= Records for processing =
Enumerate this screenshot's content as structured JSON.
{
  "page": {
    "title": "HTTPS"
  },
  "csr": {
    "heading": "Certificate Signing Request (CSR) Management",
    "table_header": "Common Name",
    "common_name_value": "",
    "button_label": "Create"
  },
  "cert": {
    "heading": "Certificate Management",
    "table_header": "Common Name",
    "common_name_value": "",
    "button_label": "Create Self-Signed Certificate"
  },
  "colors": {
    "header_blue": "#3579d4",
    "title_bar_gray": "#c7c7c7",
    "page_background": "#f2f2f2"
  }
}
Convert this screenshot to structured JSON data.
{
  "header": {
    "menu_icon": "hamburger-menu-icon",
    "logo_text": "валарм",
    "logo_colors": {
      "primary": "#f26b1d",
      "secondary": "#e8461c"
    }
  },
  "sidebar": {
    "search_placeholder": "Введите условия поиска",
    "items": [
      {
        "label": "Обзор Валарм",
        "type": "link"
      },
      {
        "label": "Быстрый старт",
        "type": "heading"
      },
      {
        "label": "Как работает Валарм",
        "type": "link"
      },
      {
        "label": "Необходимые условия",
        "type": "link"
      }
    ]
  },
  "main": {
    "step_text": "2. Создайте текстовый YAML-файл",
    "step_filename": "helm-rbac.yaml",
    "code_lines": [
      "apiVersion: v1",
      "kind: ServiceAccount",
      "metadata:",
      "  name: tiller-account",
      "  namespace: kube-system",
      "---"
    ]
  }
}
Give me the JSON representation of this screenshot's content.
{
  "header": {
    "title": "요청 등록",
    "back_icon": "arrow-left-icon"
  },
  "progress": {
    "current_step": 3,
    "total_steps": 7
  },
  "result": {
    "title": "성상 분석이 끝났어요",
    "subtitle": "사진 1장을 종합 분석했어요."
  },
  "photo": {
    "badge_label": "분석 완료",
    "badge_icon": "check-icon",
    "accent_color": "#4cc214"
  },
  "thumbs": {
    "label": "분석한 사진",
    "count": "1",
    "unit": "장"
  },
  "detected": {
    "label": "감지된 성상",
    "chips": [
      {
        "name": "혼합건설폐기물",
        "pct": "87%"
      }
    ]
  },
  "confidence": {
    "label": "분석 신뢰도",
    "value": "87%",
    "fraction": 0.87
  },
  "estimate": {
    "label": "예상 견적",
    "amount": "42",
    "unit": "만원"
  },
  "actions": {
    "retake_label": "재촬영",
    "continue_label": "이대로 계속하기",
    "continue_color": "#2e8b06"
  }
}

= Written exercise =
Copy all lines from the material that contain "structured".

= Answer for the task =
Enumerate this screenshot's content as structured JSON.
Convert this screenshot to structured JSON data.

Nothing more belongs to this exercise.